• [Dataset rows]

((

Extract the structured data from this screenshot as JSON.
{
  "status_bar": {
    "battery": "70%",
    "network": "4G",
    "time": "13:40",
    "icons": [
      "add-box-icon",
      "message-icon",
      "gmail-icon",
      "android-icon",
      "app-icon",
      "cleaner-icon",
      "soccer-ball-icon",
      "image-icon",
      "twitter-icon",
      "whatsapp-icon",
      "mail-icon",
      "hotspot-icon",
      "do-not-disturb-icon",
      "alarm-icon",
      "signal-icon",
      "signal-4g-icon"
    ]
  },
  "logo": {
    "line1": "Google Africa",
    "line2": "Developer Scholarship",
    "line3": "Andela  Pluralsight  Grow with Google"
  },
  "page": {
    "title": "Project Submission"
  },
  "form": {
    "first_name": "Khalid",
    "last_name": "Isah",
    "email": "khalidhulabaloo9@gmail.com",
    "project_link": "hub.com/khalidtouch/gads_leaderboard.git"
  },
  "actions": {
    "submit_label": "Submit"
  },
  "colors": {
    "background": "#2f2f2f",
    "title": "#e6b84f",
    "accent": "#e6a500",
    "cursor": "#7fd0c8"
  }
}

))
((

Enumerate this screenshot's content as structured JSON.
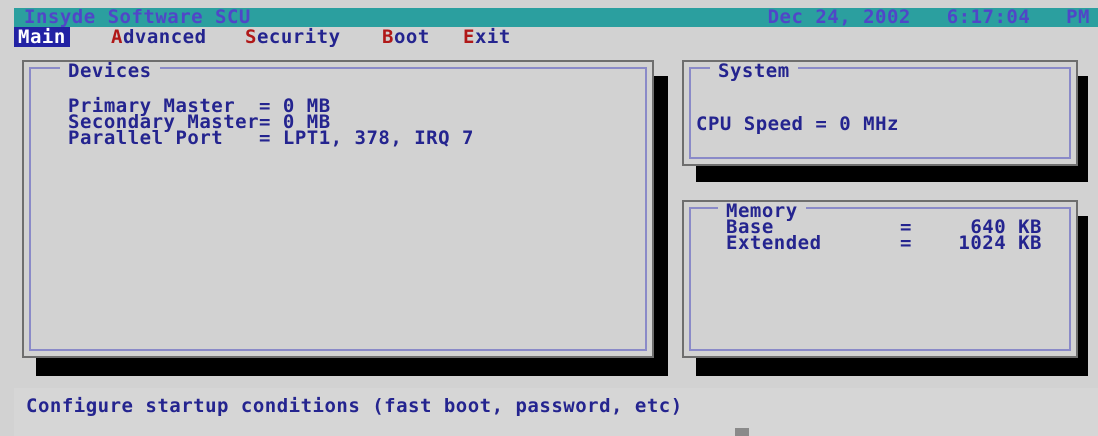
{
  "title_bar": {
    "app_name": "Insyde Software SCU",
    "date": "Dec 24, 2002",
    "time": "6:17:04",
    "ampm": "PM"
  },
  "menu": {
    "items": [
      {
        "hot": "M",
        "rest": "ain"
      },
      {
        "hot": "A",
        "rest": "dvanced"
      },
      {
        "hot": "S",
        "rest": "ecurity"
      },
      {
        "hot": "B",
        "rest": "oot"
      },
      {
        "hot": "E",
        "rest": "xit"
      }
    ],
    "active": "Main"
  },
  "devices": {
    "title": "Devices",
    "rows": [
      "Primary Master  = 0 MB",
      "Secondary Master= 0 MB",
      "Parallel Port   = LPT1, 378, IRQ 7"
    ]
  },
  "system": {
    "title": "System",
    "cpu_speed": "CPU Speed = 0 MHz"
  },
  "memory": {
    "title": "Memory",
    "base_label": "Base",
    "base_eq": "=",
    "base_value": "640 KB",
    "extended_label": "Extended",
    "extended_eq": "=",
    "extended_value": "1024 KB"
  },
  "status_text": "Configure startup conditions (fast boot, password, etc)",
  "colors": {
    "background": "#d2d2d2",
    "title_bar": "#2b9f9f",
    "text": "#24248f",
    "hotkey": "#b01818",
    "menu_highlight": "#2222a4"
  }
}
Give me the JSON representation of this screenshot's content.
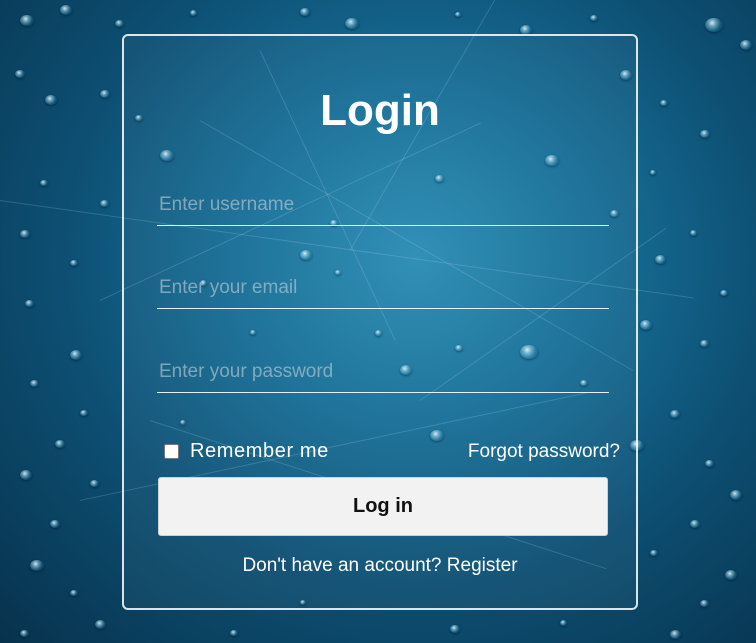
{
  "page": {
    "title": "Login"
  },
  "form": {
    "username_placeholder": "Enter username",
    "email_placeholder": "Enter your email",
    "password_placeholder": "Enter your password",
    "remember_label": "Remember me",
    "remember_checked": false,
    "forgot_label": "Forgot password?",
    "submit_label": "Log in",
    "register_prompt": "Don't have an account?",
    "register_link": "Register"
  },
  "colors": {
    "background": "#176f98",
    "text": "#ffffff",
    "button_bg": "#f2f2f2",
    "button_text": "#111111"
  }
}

))
((

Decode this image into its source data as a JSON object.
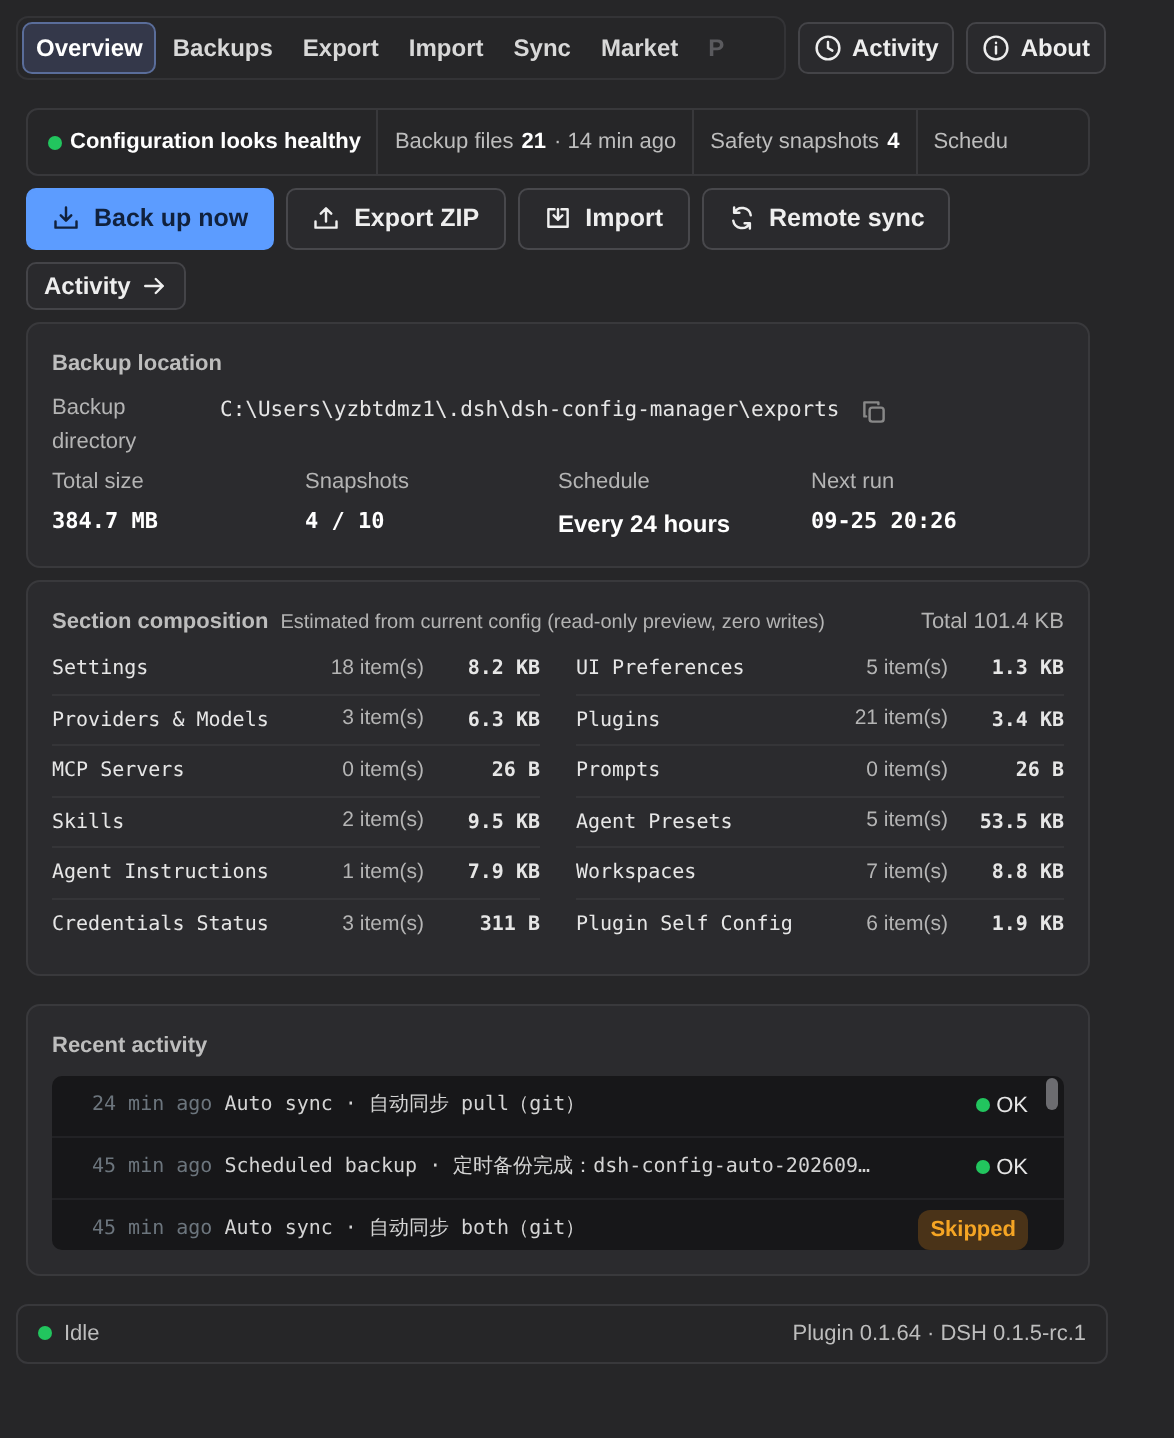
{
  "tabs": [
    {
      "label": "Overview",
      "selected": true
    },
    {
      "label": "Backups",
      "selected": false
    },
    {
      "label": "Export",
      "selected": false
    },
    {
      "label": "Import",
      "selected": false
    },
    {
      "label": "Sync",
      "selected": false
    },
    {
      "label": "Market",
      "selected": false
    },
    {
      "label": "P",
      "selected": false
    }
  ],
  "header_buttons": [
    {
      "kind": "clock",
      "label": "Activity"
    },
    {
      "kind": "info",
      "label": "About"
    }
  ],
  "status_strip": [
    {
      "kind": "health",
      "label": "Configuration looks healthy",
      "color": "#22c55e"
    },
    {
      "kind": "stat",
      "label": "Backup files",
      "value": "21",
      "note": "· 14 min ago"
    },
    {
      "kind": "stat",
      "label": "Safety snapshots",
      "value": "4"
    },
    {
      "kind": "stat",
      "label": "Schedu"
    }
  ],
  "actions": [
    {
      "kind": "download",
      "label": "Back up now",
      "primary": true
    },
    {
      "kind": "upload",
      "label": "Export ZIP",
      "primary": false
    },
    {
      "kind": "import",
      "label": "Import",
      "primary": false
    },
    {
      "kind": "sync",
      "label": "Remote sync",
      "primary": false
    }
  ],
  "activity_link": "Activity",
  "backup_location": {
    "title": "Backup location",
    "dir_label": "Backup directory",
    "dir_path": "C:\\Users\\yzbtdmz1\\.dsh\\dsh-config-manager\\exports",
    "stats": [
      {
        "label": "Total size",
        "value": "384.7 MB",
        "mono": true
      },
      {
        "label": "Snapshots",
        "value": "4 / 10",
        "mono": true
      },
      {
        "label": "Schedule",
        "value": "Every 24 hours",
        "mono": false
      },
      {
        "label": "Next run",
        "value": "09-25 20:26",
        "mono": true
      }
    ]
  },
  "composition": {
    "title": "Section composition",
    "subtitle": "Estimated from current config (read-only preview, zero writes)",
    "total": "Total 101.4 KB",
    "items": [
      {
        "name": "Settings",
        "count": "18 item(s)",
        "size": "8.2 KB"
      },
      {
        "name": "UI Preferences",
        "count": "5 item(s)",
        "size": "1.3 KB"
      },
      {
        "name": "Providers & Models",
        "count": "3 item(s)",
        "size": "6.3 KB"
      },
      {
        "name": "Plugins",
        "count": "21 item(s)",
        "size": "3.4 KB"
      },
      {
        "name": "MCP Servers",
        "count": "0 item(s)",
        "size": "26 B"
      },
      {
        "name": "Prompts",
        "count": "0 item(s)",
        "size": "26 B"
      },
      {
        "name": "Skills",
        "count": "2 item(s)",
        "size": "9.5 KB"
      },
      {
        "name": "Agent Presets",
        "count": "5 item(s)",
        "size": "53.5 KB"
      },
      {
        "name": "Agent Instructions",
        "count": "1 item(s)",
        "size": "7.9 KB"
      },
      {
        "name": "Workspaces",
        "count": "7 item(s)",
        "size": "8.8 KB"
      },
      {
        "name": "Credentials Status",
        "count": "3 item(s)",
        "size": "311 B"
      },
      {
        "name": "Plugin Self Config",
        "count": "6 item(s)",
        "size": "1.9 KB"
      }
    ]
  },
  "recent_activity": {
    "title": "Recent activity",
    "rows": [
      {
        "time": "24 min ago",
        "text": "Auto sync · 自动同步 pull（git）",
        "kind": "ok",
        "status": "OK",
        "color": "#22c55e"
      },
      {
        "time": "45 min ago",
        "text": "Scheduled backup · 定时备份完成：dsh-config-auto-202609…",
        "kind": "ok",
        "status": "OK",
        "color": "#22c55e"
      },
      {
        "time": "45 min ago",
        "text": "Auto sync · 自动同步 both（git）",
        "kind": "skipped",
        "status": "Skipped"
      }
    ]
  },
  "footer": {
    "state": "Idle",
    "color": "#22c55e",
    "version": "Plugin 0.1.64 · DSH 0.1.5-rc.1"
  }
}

))

Pick out, from the lines above, every one that contains the string "image".

      "image-icon",
Decode this image into its source data as a JSON object.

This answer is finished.